(Do this)
Pick out all lines in the listing holding the string "name" and copy them.

— START Available records —

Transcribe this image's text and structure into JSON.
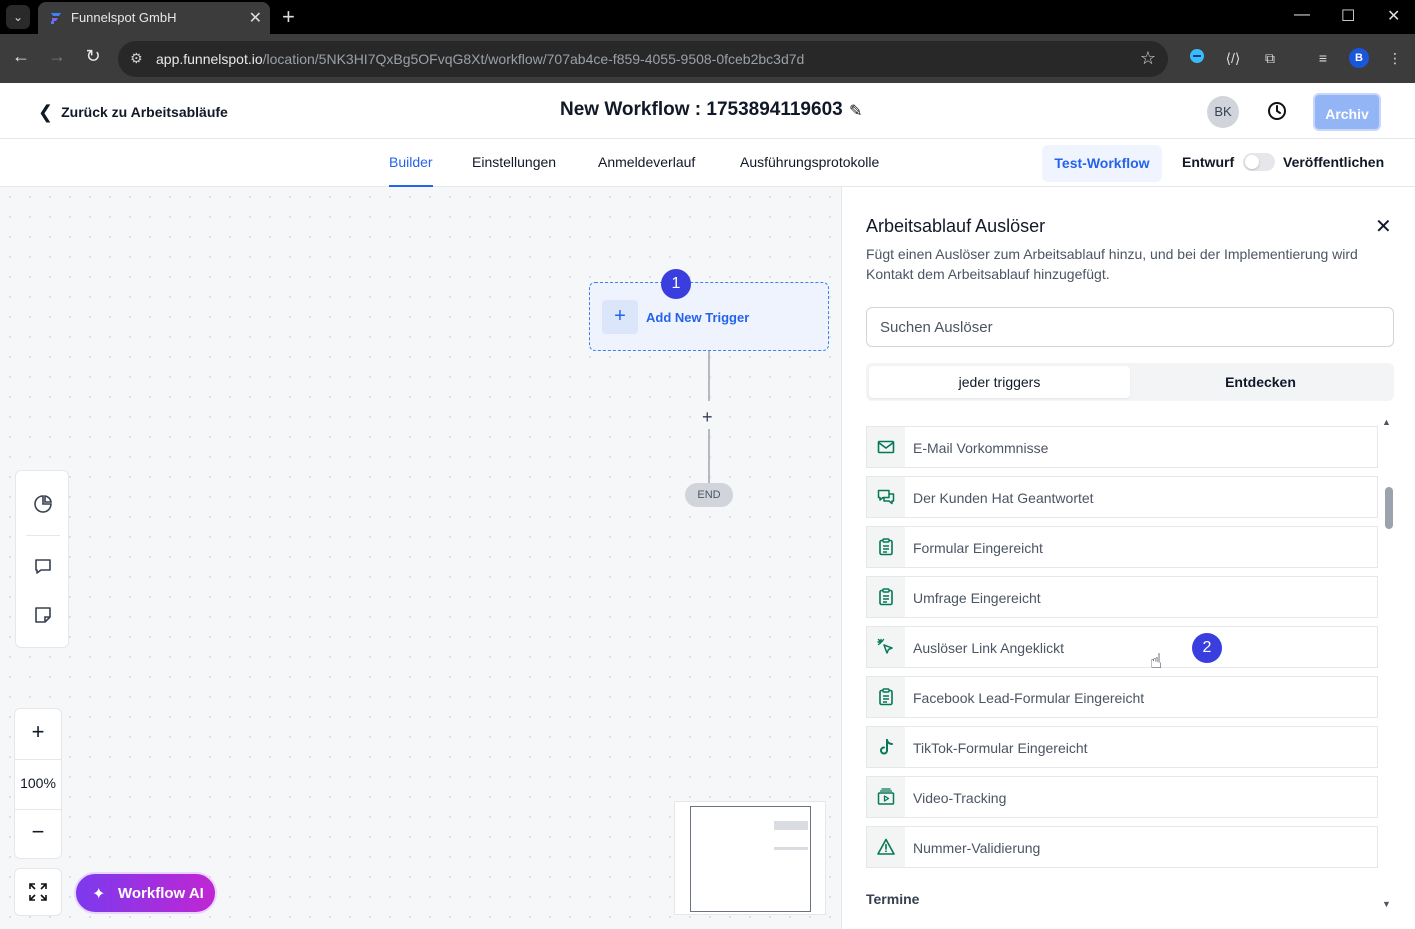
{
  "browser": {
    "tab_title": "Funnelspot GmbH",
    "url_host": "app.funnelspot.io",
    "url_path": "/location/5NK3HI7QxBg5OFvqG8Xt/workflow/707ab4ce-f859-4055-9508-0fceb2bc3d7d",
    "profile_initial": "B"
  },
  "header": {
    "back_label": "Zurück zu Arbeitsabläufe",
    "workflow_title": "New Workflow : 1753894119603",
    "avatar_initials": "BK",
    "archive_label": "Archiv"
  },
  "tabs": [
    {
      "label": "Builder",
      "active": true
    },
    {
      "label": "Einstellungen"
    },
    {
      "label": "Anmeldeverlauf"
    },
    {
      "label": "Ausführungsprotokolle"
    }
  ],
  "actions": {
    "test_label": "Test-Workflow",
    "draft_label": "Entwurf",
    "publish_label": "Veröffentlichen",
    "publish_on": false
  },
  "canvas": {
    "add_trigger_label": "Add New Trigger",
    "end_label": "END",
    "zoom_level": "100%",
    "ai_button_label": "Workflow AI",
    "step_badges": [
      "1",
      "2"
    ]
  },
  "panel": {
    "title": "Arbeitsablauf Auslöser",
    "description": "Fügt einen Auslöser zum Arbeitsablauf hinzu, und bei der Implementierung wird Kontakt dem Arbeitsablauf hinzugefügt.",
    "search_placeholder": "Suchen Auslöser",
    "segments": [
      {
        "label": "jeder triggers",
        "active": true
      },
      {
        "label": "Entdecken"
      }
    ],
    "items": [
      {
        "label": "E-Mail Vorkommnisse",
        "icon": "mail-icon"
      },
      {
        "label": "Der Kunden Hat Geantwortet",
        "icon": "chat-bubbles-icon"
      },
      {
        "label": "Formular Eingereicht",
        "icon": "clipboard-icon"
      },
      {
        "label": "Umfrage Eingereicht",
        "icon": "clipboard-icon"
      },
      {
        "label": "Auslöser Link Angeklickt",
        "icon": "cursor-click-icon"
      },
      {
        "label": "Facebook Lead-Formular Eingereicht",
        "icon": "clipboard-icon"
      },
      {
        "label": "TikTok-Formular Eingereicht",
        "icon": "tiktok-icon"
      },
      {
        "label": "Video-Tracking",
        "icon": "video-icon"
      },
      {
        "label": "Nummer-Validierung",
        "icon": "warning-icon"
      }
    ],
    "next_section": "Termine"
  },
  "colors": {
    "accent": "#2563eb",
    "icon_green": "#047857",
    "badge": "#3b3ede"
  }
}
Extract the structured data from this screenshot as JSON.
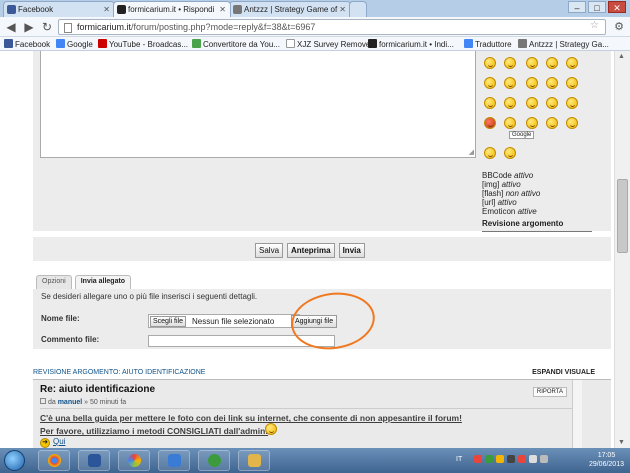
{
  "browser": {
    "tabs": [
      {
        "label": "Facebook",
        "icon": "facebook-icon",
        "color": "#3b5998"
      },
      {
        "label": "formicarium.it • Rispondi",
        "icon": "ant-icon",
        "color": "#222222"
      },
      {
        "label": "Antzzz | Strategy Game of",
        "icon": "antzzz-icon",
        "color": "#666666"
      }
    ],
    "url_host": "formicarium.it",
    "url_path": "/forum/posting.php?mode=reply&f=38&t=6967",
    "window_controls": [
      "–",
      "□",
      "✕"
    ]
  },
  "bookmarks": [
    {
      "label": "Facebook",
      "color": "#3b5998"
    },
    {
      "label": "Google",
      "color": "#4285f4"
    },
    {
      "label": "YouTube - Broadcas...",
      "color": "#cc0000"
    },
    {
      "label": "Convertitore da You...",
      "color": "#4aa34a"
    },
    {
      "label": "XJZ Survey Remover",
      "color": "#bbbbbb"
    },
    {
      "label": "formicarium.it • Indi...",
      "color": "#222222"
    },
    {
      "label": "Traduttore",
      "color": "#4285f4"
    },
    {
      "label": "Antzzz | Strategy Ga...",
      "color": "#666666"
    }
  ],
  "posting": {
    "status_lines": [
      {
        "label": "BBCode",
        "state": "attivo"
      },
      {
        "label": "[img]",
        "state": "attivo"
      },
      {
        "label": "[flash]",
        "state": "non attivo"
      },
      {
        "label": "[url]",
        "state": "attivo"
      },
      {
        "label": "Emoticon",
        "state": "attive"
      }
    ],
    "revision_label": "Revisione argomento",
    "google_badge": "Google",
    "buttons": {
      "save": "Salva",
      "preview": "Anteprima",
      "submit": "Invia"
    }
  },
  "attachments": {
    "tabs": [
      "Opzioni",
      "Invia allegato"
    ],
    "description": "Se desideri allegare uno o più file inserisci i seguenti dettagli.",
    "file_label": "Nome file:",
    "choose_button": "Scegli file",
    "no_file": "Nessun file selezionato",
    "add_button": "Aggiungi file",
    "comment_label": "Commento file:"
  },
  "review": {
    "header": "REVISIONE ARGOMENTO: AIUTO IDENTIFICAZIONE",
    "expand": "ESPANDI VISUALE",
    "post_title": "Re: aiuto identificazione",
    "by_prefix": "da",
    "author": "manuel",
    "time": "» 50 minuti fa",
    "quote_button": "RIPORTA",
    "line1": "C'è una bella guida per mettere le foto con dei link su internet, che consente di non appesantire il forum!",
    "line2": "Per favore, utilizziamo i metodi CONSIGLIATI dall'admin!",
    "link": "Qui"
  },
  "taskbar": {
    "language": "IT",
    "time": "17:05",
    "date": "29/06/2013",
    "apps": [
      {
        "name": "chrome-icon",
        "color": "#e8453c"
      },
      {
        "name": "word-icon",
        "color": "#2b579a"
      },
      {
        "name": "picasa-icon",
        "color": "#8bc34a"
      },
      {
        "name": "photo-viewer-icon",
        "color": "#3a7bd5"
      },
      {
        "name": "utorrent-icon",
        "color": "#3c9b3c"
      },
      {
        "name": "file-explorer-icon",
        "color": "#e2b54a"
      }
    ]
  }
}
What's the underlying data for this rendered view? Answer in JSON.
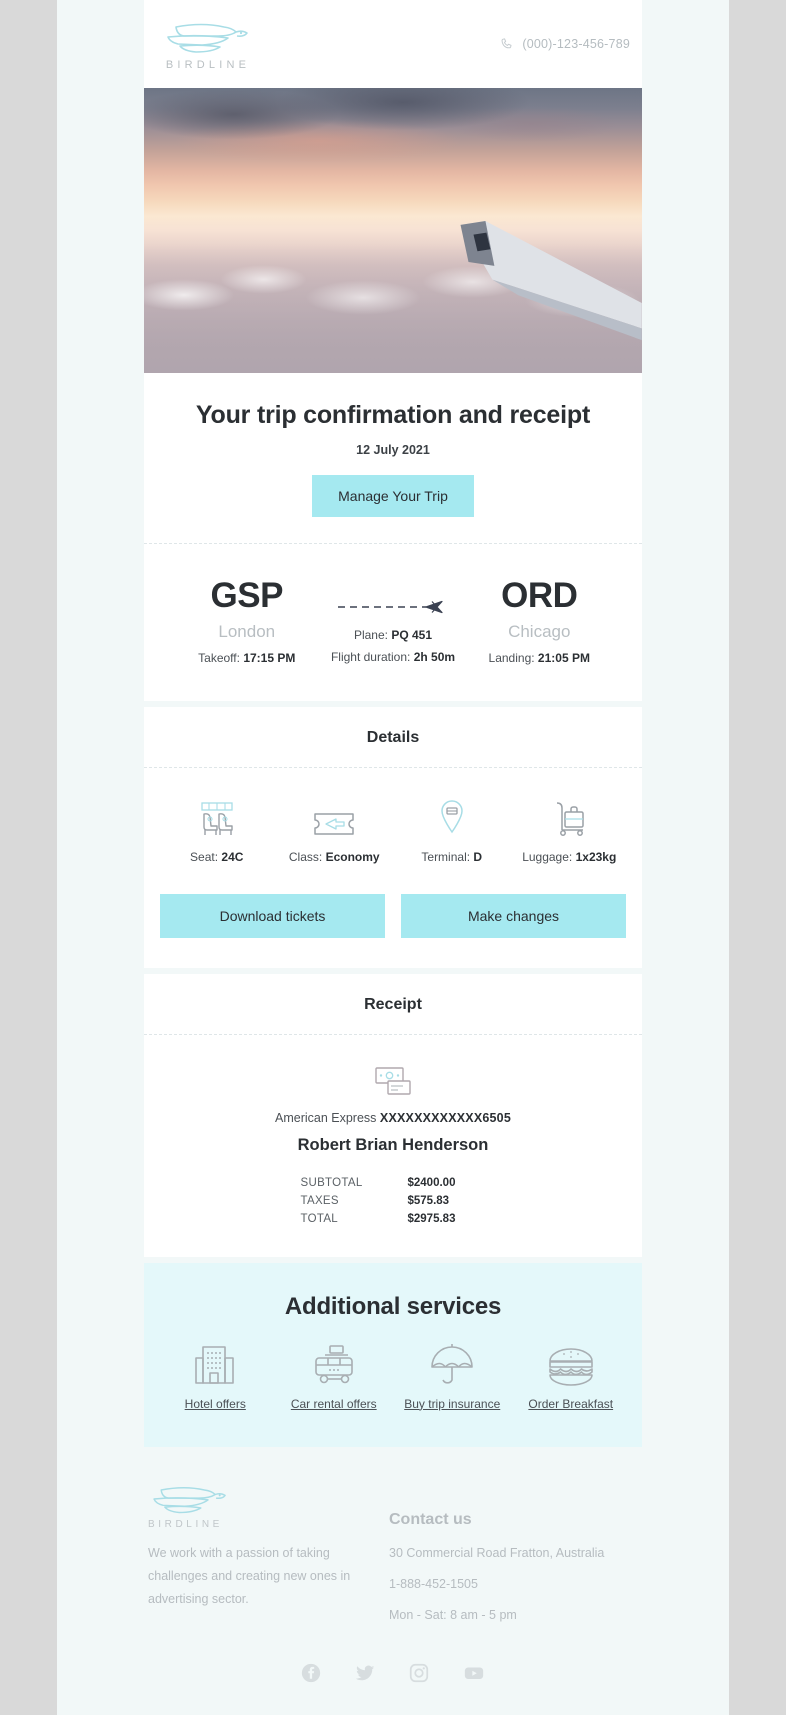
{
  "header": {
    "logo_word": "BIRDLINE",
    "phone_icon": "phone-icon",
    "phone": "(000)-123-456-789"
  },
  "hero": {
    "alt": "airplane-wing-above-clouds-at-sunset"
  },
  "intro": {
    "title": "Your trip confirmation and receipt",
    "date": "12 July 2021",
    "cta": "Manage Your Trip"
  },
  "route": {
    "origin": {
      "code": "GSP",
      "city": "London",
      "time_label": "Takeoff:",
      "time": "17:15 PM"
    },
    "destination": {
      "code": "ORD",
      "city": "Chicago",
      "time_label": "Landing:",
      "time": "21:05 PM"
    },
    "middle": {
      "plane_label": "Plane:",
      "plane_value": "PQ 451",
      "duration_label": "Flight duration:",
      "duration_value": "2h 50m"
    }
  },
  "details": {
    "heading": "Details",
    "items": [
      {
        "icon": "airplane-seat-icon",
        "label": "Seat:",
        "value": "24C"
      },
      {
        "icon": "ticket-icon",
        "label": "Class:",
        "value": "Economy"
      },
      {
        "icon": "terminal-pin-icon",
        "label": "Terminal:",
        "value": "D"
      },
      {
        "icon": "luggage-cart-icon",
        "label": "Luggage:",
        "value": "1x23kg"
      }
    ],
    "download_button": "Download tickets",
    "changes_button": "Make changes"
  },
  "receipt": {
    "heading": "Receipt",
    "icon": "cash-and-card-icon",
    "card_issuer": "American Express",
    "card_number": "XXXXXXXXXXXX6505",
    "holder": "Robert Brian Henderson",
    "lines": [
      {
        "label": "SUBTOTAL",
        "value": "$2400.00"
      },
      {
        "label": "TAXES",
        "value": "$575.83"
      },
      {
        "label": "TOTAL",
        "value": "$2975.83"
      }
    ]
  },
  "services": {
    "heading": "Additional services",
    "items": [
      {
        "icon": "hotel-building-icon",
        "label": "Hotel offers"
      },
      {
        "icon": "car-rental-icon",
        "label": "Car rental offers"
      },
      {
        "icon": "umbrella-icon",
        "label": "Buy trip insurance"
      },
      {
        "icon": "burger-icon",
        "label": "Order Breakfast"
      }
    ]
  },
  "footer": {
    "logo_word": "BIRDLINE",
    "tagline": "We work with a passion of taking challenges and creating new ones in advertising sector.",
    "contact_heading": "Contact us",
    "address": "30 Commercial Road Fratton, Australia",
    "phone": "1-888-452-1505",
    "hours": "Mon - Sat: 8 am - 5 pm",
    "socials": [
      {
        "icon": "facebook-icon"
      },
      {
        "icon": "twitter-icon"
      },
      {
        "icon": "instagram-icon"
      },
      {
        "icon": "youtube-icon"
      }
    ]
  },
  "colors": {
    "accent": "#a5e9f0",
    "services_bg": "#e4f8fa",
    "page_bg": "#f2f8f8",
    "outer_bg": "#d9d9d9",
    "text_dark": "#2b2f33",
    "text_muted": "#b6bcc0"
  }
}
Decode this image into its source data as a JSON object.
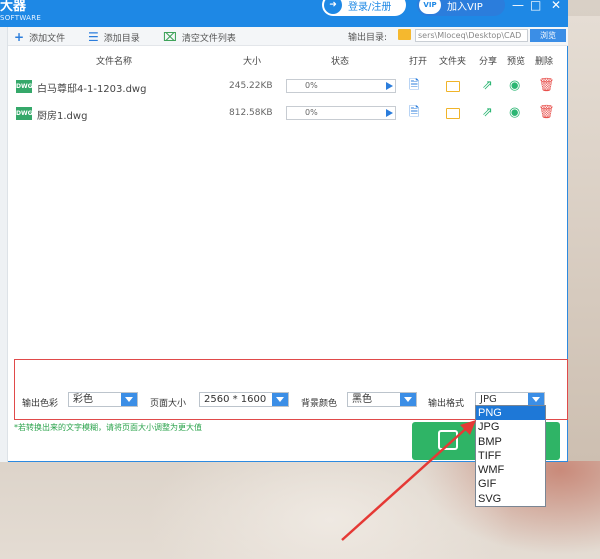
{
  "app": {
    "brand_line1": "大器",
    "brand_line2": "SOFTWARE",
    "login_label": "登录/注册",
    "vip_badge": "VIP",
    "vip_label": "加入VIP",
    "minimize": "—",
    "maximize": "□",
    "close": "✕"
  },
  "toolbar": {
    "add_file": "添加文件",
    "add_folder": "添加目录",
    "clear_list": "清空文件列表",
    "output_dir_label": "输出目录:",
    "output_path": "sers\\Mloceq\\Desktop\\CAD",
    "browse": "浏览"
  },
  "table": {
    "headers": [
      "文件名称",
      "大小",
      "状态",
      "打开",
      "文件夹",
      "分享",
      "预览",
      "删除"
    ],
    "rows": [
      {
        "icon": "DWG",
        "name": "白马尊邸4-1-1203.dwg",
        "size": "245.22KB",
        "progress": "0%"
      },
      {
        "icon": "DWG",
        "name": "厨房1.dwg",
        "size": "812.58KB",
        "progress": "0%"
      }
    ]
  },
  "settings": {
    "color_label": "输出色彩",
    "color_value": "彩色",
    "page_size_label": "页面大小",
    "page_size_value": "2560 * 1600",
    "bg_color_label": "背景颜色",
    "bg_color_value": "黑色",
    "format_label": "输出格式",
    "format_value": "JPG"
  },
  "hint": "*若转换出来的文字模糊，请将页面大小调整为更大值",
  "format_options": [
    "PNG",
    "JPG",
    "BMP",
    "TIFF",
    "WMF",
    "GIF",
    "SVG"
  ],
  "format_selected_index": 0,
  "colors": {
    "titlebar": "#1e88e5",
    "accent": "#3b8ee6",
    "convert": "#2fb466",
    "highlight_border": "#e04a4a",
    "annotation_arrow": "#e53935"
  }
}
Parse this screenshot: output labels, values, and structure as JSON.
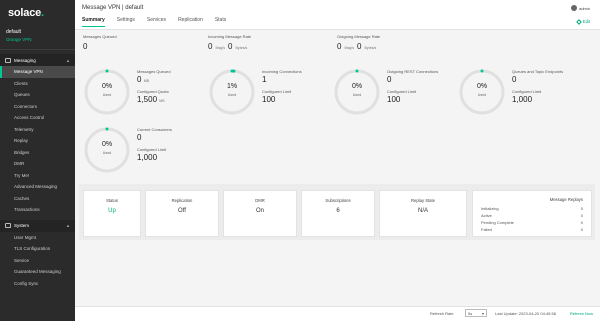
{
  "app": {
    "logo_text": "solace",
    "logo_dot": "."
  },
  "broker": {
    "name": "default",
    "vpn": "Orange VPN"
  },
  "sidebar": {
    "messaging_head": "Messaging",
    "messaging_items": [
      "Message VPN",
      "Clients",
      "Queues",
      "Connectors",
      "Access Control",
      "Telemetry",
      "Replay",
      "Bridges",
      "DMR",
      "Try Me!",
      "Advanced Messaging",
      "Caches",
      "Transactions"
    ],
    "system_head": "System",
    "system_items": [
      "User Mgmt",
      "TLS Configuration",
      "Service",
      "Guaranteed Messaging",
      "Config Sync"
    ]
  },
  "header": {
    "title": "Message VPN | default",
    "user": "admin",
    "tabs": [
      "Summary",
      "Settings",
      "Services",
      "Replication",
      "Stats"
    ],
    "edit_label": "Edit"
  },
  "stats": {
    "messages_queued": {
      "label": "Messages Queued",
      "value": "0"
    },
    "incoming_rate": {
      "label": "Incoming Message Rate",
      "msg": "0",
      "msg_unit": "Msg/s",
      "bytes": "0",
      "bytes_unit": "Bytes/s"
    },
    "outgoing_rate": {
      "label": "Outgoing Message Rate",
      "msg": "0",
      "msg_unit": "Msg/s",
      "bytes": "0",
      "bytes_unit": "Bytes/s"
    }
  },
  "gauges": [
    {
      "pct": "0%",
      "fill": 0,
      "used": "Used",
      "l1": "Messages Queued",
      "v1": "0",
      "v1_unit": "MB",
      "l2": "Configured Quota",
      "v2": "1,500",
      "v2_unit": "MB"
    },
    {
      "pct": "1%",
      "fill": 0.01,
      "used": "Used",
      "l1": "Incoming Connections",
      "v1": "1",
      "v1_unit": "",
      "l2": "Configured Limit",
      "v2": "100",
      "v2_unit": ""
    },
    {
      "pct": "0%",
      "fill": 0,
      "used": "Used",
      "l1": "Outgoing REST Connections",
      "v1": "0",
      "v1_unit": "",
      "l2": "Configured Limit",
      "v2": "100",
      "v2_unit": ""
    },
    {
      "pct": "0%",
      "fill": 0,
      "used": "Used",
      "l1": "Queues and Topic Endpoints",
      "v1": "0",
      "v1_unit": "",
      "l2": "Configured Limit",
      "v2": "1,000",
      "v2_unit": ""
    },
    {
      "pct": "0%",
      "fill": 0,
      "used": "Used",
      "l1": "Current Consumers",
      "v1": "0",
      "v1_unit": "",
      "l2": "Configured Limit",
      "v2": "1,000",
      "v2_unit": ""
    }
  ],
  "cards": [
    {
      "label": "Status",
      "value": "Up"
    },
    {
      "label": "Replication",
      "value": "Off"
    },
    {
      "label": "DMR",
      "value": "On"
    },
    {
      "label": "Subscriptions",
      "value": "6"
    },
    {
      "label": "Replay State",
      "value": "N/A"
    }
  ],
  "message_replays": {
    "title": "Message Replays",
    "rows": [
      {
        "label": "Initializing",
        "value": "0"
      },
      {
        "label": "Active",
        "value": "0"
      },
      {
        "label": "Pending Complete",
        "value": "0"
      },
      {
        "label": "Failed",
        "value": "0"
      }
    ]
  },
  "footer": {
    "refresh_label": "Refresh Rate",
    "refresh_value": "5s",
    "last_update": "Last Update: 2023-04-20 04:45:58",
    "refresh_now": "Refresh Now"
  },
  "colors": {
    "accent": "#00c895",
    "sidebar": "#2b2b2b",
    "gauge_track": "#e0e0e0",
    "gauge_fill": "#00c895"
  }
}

— END Available records —

(Response to this exercise)
        "name": "chrome-icon",
        "name": "word-icon",
        "name": "picasa-icon",
        "name": "photo-viewer-icon",
        "name": "utorrent-icon",
        "name": "file-explorer-icon",
        "name": "白马尊邸4-1-1203.dwg",
        "name": "厨房1.dwg",
    "name": "default",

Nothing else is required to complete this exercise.